◆ **Direction**
Report all lines from the entries below in which "Rückenteil" appears.

◆ **Data**
---

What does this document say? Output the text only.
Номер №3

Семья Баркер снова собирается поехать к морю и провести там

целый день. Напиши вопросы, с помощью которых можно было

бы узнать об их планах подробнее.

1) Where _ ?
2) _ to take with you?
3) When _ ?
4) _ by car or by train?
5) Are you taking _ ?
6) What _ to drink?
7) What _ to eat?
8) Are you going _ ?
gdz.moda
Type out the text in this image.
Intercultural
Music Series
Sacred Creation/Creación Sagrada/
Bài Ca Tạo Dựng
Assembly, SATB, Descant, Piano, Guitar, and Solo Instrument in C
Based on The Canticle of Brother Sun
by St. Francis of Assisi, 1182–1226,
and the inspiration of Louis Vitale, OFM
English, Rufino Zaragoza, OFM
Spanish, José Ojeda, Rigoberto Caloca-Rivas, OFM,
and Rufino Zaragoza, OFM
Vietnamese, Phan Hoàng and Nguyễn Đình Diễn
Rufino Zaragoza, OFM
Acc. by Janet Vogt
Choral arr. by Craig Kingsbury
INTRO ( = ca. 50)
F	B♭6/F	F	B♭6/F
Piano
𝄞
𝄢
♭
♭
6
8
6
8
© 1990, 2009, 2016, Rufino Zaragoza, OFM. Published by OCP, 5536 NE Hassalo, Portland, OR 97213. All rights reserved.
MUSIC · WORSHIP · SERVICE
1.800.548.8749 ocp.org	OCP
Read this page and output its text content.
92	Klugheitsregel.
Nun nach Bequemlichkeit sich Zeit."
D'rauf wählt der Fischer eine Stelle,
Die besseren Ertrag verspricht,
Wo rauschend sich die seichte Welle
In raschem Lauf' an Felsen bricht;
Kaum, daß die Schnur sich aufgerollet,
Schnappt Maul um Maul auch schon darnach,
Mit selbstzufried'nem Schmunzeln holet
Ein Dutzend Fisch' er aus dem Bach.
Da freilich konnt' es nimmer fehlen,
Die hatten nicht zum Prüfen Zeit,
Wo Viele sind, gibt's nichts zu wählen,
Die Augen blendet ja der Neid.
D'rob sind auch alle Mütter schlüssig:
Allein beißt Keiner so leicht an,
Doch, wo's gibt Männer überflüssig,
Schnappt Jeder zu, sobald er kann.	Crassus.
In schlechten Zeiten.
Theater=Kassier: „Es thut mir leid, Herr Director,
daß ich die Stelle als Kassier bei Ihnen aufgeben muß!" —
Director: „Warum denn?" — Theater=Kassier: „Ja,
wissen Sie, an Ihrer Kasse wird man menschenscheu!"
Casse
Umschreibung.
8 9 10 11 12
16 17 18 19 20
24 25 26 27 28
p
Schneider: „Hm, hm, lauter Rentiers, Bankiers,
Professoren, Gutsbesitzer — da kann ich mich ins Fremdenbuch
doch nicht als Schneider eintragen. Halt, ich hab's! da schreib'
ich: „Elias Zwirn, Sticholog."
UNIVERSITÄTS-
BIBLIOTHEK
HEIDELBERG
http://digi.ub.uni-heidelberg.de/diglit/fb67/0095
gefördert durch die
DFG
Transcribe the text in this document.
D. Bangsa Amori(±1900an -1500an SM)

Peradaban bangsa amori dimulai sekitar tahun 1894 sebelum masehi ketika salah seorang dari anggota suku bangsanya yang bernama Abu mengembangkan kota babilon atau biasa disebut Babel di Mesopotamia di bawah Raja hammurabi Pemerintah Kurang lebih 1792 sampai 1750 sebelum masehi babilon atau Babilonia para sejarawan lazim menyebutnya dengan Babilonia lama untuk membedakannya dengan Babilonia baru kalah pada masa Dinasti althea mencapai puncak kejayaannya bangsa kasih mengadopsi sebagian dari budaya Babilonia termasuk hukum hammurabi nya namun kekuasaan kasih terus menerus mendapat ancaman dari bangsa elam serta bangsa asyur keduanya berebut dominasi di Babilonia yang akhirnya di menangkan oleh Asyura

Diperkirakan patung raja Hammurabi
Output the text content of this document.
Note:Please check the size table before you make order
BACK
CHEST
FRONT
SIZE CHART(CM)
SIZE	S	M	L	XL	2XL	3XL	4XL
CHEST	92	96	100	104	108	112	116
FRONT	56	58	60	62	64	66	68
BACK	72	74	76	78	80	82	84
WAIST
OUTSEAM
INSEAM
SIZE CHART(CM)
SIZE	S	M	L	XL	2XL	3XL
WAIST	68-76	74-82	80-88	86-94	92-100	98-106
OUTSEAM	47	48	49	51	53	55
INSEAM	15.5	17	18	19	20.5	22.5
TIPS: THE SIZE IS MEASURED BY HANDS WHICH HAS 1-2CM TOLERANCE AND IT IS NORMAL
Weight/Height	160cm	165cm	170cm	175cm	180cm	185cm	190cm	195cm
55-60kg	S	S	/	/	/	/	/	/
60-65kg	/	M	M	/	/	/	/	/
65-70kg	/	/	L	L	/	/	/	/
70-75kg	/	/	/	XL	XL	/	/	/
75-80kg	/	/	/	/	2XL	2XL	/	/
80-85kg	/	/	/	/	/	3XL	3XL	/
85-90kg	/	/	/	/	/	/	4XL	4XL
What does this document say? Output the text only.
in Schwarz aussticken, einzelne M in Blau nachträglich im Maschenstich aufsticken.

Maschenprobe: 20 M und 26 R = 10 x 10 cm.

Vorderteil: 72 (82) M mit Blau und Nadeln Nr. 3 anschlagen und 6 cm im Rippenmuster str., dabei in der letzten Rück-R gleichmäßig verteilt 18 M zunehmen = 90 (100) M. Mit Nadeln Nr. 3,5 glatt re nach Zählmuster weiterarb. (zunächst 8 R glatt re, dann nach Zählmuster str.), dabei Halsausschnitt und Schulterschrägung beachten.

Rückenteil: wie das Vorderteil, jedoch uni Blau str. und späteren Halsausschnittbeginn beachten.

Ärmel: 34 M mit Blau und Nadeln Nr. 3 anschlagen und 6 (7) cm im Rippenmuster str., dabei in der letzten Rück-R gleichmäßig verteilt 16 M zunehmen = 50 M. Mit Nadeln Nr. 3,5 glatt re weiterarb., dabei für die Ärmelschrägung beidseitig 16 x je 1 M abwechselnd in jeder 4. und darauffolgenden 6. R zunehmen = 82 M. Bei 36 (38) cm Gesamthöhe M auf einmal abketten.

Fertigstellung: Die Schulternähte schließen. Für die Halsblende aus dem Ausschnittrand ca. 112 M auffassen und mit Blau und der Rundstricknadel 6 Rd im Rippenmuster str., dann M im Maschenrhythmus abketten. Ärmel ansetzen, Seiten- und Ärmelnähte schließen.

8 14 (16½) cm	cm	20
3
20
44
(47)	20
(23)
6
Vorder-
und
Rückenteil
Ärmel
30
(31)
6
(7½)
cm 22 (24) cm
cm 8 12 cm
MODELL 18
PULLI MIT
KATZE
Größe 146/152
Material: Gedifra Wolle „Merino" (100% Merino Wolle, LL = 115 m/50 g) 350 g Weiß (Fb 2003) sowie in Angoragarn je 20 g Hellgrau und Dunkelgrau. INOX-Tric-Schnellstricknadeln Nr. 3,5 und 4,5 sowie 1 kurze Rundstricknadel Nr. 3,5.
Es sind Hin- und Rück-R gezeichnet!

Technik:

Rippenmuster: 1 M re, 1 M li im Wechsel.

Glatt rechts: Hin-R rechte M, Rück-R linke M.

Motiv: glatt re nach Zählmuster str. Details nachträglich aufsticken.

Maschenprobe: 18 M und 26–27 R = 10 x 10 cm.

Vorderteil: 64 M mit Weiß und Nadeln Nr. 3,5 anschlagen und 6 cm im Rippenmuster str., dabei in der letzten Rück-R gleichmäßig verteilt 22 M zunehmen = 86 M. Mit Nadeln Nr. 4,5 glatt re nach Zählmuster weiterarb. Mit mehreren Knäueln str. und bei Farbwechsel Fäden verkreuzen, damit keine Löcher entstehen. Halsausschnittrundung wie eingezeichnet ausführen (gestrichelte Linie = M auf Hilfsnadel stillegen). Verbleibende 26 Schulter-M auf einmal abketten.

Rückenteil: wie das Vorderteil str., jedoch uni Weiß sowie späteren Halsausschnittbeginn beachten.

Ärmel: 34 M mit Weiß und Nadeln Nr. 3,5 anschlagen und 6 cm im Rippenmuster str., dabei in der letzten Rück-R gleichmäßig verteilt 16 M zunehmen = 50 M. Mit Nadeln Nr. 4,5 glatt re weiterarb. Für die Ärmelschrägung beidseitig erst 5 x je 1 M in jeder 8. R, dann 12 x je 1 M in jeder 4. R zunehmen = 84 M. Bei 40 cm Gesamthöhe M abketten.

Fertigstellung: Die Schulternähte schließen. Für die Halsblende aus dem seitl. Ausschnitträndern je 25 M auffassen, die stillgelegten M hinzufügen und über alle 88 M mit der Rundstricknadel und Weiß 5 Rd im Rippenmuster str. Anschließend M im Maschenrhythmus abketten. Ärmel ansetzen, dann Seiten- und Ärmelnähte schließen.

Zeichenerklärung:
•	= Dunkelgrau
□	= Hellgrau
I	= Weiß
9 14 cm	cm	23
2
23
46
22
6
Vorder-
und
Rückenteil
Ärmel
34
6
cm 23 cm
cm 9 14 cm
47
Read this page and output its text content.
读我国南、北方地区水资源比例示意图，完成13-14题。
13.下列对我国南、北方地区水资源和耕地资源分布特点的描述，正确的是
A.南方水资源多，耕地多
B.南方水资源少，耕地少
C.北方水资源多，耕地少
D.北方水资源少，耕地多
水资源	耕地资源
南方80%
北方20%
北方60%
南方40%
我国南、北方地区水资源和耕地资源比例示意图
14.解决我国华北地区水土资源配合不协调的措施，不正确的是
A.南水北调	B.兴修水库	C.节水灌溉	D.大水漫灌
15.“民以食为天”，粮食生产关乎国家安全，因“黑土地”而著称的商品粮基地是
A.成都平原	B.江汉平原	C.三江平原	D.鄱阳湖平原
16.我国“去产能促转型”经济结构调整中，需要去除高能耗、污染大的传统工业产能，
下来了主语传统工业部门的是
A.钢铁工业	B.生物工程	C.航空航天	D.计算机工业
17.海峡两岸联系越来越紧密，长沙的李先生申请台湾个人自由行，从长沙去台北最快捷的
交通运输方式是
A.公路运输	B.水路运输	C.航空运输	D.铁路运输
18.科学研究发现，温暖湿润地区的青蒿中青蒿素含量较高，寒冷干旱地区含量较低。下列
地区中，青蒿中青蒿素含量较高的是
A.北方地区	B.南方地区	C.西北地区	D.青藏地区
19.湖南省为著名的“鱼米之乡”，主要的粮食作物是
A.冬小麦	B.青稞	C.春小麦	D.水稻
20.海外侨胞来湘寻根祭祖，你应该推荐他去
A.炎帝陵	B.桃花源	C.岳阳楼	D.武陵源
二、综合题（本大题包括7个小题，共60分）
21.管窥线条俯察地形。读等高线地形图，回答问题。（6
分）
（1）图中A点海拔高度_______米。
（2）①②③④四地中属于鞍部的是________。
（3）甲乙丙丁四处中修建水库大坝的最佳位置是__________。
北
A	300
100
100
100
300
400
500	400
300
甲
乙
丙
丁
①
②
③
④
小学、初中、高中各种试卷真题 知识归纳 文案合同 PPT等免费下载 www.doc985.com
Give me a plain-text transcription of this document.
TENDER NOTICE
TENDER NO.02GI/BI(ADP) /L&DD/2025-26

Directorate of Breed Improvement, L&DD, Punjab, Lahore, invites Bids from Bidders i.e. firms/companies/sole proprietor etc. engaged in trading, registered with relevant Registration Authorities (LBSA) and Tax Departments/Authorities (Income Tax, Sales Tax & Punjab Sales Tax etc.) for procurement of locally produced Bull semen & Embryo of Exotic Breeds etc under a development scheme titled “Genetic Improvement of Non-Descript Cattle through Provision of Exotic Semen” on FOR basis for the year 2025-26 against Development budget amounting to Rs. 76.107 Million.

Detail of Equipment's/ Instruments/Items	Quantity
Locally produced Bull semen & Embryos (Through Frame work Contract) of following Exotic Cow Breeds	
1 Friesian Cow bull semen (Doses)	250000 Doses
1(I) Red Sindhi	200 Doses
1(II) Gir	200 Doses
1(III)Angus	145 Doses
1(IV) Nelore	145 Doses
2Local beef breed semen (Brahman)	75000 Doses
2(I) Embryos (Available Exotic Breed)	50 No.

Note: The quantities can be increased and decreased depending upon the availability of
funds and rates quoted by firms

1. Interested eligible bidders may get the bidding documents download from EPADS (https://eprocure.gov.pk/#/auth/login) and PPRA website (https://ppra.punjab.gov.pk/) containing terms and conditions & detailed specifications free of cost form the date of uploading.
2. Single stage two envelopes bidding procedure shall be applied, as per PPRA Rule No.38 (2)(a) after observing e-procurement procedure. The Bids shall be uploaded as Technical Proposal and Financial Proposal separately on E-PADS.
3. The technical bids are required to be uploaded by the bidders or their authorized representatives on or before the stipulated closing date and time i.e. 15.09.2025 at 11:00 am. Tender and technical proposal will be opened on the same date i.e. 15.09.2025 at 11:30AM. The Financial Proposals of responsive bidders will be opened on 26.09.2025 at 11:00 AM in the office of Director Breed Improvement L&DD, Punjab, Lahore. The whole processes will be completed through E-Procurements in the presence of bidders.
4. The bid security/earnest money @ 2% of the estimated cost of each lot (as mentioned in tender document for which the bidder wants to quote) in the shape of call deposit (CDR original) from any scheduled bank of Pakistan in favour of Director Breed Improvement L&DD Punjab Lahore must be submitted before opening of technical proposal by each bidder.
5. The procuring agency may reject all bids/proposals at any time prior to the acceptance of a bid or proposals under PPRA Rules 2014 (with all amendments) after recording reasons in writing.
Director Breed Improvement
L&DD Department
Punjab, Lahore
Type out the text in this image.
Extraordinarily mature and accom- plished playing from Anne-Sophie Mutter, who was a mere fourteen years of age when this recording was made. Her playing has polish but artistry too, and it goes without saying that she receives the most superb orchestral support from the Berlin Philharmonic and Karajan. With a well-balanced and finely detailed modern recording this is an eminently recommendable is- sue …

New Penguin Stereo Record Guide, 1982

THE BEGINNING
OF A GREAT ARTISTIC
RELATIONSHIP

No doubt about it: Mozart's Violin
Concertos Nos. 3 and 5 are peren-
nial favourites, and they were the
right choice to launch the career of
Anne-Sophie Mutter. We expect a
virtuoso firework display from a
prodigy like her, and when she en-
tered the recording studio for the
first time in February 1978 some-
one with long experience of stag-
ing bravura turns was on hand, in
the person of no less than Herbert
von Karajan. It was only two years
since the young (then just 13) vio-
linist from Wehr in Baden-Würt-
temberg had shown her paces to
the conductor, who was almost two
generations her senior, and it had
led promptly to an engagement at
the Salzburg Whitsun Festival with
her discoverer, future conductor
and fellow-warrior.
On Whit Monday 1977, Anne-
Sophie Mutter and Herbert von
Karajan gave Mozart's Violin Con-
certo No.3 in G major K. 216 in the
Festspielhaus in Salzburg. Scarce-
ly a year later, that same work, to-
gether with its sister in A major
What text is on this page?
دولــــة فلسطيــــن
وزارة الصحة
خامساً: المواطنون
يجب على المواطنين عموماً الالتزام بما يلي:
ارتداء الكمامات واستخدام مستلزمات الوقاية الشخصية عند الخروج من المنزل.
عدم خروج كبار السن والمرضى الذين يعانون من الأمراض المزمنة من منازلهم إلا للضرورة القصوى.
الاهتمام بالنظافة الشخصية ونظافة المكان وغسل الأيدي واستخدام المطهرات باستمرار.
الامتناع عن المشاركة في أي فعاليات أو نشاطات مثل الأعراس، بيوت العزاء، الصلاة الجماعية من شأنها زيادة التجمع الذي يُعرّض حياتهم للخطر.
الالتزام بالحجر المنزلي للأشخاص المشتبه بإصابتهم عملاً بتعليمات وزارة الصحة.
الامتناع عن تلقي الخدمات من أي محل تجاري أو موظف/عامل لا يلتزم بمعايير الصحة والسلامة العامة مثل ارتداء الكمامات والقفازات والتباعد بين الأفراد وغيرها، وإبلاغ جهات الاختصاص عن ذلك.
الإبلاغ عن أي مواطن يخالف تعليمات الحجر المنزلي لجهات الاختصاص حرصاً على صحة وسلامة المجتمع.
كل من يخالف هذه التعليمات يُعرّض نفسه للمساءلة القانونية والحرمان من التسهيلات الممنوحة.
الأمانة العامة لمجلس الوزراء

---

◆ **Written response**
Rückenteil: wie das Vorderteil, jedoch uni Blau str. und späteren Halsausschnittbeginn beachten.
Rückenteil
Rückenteil: wie das Vorderteil str., jedoch uni Weiß sowie späteren Halsausschnittbeginn beachten.
Rückenteil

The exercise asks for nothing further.